REQUEST
Quote the data below in full, minus the images.

-- Start DATA FOR THIS TASK --

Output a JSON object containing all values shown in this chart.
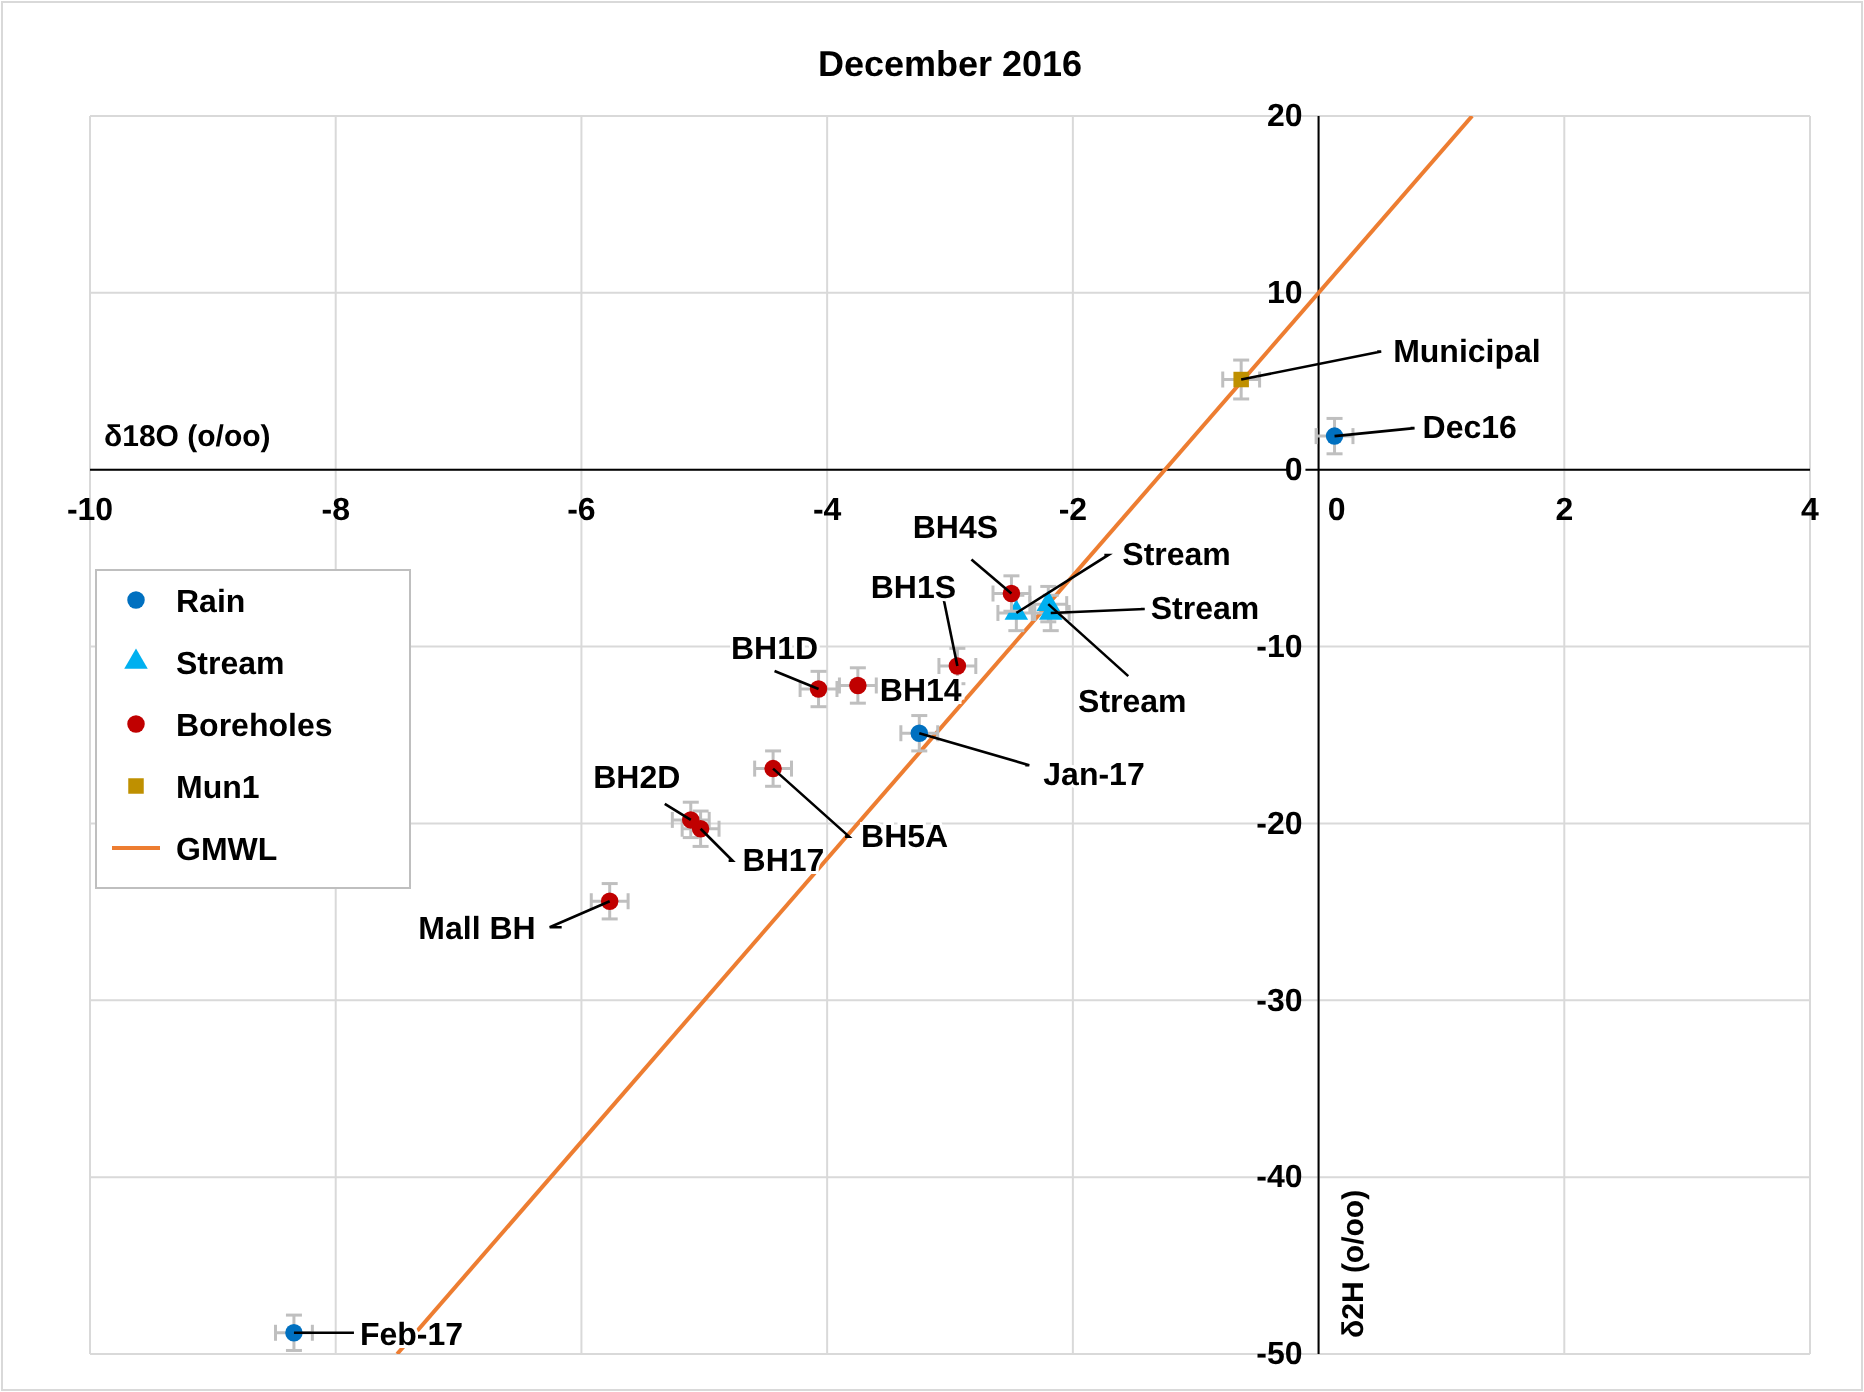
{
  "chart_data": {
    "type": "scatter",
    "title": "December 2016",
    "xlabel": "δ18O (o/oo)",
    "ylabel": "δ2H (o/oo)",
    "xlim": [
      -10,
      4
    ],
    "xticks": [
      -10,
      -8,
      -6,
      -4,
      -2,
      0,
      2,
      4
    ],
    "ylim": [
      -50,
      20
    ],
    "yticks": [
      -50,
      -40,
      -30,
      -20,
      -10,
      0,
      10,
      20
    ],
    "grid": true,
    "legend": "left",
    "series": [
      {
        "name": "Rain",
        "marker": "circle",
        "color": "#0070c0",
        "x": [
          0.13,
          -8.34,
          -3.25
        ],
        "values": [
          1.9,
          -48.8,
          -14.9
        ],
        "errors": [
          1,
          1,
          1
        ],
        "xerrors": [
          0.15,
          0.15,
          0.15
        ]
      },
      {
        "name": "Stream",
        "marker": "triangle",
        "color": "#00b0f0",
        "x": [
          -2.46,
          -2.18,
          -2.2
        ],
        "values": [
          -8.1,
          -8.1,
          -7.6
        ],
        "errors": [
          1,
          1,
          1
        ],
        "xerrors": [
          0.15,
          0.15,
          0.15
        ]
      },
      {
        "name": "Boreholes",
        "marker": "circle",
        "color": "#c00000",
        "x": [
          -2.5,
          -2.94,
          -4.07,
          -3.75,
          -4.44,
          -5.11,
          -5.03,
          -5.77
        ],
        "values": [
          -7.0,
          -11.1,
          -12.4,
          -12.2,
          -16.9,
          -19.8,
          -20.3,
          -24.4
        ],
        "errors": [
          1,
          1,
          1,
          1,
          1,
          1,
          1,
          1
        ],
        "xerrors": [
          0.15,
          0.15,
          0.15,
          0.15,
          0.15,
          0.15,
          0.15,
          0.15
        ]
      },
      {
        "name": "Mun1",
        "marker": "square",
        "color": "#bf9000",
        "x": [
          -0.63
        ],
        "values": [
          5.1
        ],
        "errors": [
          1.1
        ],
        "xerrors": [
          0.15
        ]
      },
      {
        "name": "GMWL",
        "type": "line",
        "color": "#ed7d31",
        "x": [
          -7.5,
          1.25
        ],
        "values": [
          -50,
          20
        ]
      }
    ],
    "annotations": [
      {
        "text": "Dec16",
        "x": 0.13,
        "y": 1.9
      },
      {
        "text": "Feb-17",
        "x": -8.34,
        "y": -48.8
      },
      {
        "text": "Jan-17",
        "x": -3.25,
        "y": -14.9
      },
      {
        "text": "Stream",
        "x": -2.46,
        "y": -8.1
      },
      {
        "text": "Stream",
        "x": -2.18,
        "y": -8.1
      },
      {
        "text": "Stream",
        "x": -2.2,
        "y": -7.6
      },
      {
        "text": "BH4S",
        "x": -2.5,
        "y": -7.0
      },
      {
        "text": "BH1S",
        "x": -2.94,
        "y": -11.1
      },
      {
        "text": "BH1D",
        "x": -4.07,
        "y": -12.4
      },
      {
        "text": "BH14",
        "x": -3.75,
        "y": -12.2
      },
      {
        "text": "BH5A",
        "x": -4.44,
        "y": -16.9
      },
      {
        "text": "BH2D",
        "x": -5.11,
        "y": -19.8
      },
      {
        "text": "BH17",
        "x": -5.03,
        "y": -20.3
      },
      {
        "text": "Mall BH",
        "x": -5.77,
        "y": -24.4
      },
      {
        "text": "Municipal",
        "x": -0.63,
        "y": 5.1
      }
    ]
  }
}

-- End DATA FOR THIS TASK --

THE REPLY
Output a JSON object containing all values shown in this chart.
{
  "chart_data": {
    "type": "scatter",
    "title": "December 2016",
    "xlabel": "δ18O (o/oo)",
    "ylabel": "δ2H (o/oo)",
    "xlim": [
      -10,
      4
    ],
    "xticks": [
      -10,
      -8,
      -6,
      -4,
      -2,
      0,
      2,
      4
    ],
    "ylim": [
      -50,
      20
    ],
    "yticks": [
      -50,
      -40,
      -30,
      -20,
      -10,
      0,
      10,
      20
    ],
    "grid": true,
    "legend": "left",
    "series": [
      {
        "name": "Rain",
        "marker": "circle",
        "color": "#0070c0",
        "x": [
          0.13,
          -8.34,
          -3.25
        ],
        "values": [
          1.9,
          -48.8,
          -14.9
        ],
        "errors": [
          1,
          1,
          1
        ],
        "xerrors": [
          0.15,
          0.15,
          0.15
        ]
      },
      {
        "name": "Stream",
        "marker": "triangle",
        "color": "#00b0f0",
        "x": [
          -2.46,
          -2.18,
          -2.2
        ],
        "values": [
          -8.1,
          -8.1,
          -7.6
        ],
        "errors": [
          1,
          1,
          1
        ],
        "xerrors": [
          0.15,
          0.15,
          0.15
        ]
      },
      {
        "name": "Boreholes",
        "marker": "circle",
        "color": "#c00000",
        "x": [
          -2.5,
          -2.94,
          -4.07,
          -3.75,
          -4.44,
          -5.11,
          -5.03,
          -5.77
        ],
        "values": [
          -7.0,
          -11.1,
          -12.4,
          -12.2,
          -16.9,
          -19.8,
          -20.3,
          -24.4
        ],
        "errors": [
          1,
          1,
          1,
          1,
          1,
          1,
          1,
          1
        ],
        "xerrors": [
          0.15,
          0.15,
          0.15,
          0.15,
          0.15,
          0.15,
          0.15,
          0.15
        ]
      },
      {
        "name": "Mun1",
        "marker": "square",
        "color": "#bf9000",
        "x": [
          -0.63
        ],
        "values": [
          5.1
        ],
        "errors": [
          1.1
        ],
        "xerrors": [
          0.15
        ]
      },
      {
        "name": "GMWL",
        "type": "line",
        "color": "#ed7d31",
        "x": [
          -7.5,
          1.25
        ],
        "values": [
          -50,
          20
        ]
      }
    ],
    "annotations": [
      {
        "text": "Dec16",
        "x": 0.13,
        "y": 1.9
      },
      {
        "text": "Feb-17",
        "x": -8.34,
        "y": -48.8
      },
      {
        "text": "Jan-17",
        "x": -3.25,
        "y": -14.9
      },
      {
        "text": "Stream",
        "x": -2.46,
        "y": -8.1
      },
      {
        "text": "Stream",
        "x": -2.18,
        "y": -8.1
      },
      {
        "text": "Stream",
        "x": -2.2,
        "y": -7.6
      },
      {
        "text": "BH4S",
        "x": -2.5,
        "y": -7.0
      },
      {
        "text": "BH1S",
        "x": -2.94,
        "y": -11.1
      },
      {
        "text": "BH1D",
        "x": -4.07,
        "y": -12.4
      },
      {
        "text": "BH14",
        "x": -3.75,
        "y": -12.2
      },
      {
        "text": "BH5A",
        "x": -4.44,
        "y": -16.9
      },
      {
        "text": "BH2D",
        "x": -5.11,
        "y": -19.8
      },
      {
        "text": "BH17",
        "x": -5.03,
        "y": -20.3
      },
      {
        "text": "Mall BH",
        "x": -5.77,
        "y": -24.4
      },
      {
        "text": "Municipal",
        "x": -0.63,
        "y": 5.1
      }
    ]
  }
}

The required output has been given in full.